▶ **DATA FOR THE TASK**
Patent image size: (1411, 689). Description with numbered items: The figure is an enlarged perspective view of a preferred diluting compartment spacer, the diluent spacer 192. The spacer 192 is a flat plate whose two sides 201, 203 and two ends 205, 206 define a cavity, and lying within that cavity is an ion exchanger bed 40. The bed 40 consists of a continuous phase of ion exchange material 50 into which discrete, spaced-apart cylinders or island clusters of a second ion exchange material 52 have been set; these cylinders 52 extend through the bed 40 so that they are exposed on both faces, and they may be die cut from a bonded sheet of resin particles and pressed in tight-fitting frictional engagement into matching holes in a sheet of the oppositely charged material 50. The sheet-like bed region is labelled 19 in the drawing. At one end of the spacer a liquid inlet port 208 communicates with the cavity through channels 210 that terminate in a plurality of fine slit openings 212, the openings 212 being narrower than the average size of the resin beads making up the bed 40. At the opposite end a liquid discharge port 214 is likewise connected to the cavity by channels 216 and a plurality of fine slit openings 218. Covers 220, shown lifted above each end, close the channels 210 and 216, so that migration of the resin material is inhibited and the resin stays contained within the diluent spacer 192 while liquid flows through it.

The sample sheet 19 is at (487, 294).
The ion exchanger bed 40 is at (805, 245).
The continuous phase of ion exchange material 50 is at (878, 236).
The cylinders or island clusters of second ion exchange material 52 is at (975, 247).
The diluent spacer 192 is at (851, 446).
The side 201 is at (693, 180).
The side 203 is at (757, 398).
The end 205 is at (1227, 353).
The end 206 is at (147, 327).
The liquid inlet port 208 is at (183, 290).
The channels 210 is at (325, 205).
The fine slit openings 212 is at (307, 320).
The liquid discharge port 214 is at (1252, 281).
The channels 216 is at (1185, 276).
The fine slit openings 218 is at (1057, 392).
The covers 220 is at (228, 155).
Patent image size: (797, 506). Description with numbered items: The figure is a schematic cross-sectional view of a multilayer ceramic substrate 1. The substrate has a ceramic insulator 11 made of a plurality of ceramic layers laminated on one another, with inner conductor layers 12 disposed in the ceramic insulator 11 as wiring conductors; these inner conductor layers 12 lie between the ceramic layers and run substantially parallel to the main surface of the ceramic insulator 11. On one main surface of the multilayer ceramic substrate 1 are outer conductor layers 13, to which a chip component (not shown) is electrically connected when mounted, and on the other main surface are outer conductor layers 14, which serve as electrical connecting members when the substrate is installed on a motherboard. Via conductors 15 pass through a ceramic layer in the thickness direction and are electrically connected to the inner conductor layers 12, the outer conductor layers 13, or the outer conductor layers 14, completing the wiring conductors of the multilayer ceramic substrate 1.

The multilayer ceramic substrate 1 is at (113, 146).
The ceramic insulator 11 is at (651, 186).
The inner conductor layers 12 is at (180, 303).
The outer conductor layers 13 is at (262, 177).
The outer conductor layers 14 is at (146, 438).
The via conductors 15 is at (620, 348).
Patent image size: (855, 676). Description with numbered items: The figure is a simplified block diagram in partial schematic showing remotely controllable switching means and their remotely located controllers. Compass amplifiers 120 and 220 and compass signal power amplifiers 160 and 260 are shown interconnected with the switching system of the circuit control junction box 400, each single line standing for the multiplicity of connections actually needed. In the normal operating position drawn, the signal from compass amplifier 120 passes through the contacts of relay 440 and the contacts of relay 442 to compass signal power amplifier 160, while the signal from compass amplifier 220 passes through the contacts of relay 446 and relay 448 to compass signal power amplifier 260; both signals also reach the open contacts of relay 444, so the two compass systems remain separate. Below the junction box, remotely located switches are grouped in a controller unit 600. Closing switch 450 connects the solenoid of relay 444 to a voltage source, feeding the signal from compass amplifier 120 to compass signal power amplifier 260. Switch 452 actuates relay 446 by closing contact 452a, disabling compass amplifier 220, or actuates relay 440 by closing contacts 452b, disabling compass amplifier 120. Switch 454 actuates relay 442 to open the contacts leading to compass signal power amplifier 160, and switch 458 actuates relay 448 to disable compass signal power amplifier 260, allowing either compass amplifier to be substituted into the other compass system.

▶ **WHAT TO DO**
Repeat every one of the entries above word for word, changing nothing.

▶ **RESULT FOR THIS TASK**
Patent image size: (1411, 689). Description with numbered items: The figure is an enlarged perspective view of a preferred diluting compartment spacer, the diluent spacer 192. The spacer 192 is a flat plate whose two sides 201, 203 and two ends 205, 206 define a cavity, and lying within that cavity is an ion exchanger bed 40. The bed 40 consists of a continuous phase of ion exchange material 50 into which discrete, spaced-apart cylinders or island clusters of a second ion exchange material 52 have been set; these cylinders 52 extend through the bed 40 so that they are exposed on both faces, and they may be die cut from a bonded sheet of resin particles and pressed in tight-fitting frictional engagement into matching holes in a sheet of the oppositely charged material 50. The sheet-like bed region is labelled 19 in the drawing. At one end of the spacer a liquid inlet port 208 communicates with the cavity through channels 210 that terminate in a plurality of fine slit openings 212, the openings 212 being narrower than the average size of the resin beads making up the bed 40. At the opposite end a liquid discharge port 214 is likewise connected to the cavity by channels 216 and a plurality of fine slit openings 218. Covers 220, shown lifted above each end, close the channels 210 and 216, so that migration of the resin material is inhibited and the resin stays contained within the diluent spacer 192 while liquid flows through it.

The sample sheet 19 is at (487, 294).
The ion exchanger bed 40 is at (805, 245).
The continuous phase of ion exchange material 50 is at (878, 236).
The cylinders or island clusters of second ion exchange material 52 is at (975, 247).
The diluent spacer 192 is at (851, 446).
The side 201 is at (693, 180).
The side 203 is at (757, 398).
The end 205 is at (1227, 353).
The end 206 is at (147, 327).
The liquid inlet port 208 is at (183, 290).
The channels 210 is at (325, 205).
The fine slit openings 212 is at (307, 320).
The liquid discharge port 214 is at (1252, 281).
The channels 216 is at (1185, 276).
The fine slit openings 218 is at (1057, 392).
The covers 220 is at (228, 155).
Patent image size: (797, 506). Description with numbered items: The figure is a schematic cross-sectional view of a multilayer ceramic substrate 1. The substrate has a ceramic insulator 11 made of a plurality of ceramic layers laminated on one another, with inner conductor layers 12 disposed in the ceramic insulator 11 as wiring conductors; these inner conductor layers 12 lie between the ceramic layers and run substantially parallel to the main surface of the ceramic insulator 11. On one main surface of the multilayer ceramic substrate 1 are outer conductor layers 13, to which a chip component (not shown) is electrically connected when mounted, and on the other main surface are outer conductor layers 14, which serve as electrical connecting members when the substrate is installed on a motherboard. Via conductors 15 pass through a ceramic layer in the thickness direction and are electrically connected to the inner conductor layers 12, the outer conductor layers 13, or the outer conductor layers 14, completing the wiring conductors of the multilayer ceramic substrate 1.

The multilayer ceramic substrate 1 is at (113, 146).
The ceramic insulator 11 is at (651, 186).
The inner conductor layers 12 is at (180, 303).
The outer conductor layers 13 is at (262, 177).
The outer conductor layers 14 is at (146, 438).
The via conductors 15 is at (620, 348).
Patent image size: (855, 676). Description with numbered items: The figure is a simplified block diagram in partial schematic showing remotely controllable switching means and their remotely located controllers. Compass amplifiers 120 and 220 and compass signal power amplifiers 160 and 260 are shown interconnected with the switching system of the circuit control junction box 400, each single line standing for the multiplicity of connections actually needed. In the normal operating position drawn, the signal from compass amplifier 120 passes through the contacts of relay 440 and the contacts of relay 442 to compass signal power amplifier 160, while the signal from compass amplifier 220 passes through the contacts of relay 446 and relay 448 to compass signal power amplifier 260; both signals also reach the open contacts of relay 444, so the two compass systems remain separate. Below the junction box, remotely located switches are grouped in a controller unit 600. Closing switch 450 connects the solenoid of relay 444 to a voltage source, feeding the signal from compass amplifier 120 to compass signal power amplifier 260. Switch 452 actuates relay 446 by closing contact 452a, disabling compass amplifier 220, or actuates relay 440 by closing contacts 452b, disabling compass amplifier 120. Switch 454 actuates relay 442 to open the contacts leading to compass signal power amplifier 160, and switch 458 actuates relay 448 to disable compass signal power amplifier 260, allowing either compass amplifier to be substituted into the other compass system.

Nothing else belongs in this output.